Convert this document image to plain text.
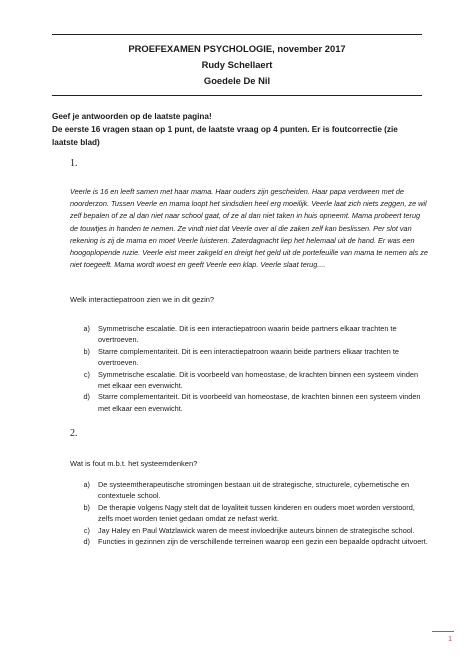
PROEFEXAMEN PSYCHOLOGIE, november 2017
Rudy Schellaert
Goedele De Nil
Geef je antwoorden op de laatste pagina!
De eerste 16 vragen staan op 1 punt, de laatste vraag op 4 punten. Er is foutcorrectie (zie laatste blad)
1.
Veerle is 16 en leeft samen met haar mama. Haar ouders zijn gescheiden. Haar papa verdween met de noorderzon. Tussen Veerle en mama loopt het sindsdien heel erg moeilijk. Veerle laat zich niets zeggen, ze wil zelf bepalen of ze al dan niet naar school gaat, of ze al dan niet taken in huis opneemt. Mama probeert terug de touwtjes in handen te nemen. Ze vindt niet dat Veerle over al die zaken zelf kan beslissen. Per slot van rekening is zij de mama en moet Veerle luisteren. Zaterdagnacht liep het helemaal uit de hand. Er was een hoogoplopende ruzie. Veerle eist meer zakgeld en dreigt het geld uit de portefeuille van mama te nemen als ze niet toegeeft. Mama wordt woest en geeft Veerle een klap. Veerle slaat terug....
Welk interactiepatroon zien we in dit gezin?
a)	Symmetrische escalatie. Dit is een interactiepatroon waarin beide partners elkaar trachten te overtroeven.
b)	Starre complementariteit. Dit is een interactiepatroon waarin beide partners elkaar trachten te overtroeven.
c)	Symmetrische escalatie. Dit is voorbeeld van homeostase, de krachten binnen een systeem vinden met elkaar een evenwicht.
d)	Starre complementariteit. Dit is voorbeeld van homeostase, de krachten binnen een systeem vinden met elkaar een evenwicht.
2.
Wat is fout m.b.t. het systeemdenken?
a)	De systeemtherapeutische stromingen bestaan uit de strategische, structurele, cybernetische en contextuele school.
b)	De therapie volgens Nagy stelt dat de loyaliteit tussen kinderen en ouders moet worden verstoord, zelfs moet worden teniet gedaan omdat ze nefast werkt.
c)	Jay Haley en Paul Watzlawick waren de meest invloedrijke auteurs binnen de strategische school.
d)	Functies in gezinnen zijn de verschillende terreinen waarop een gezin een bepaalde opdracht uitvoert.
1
━━━━━━━━━━━━━━━━━━━━━━━━━━━━━━
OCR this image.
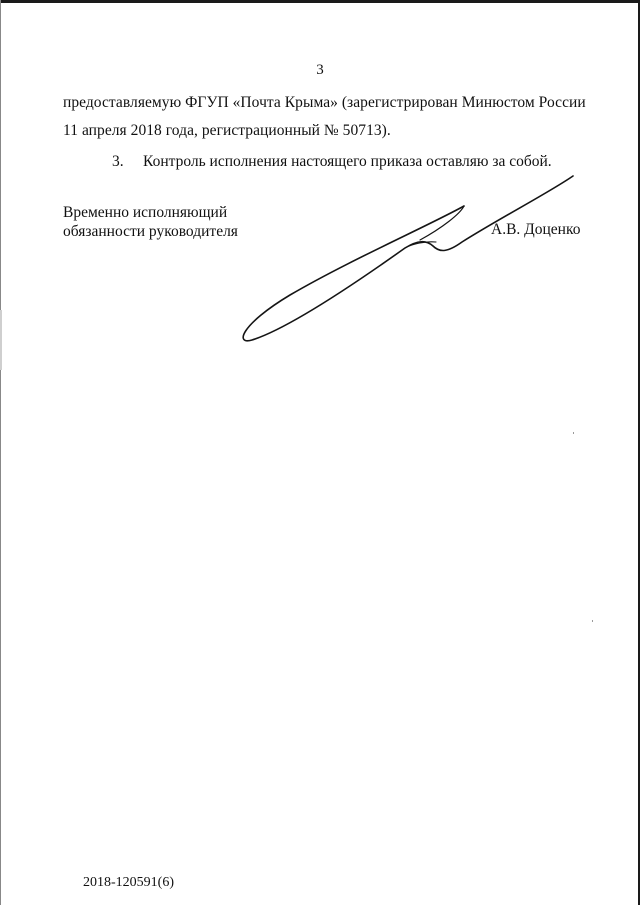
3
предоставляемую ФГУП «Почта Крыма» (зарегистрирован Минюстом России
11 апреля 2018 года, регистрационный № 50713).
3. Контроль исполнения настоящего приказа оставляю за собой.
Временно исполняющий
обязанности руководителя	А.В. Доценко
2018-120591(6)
━━━━━━━━━━━━━━━━━━━━━━━━━━━━━━
The answer must consist solely of the number of lines in the entries that contain the word "gezin".

2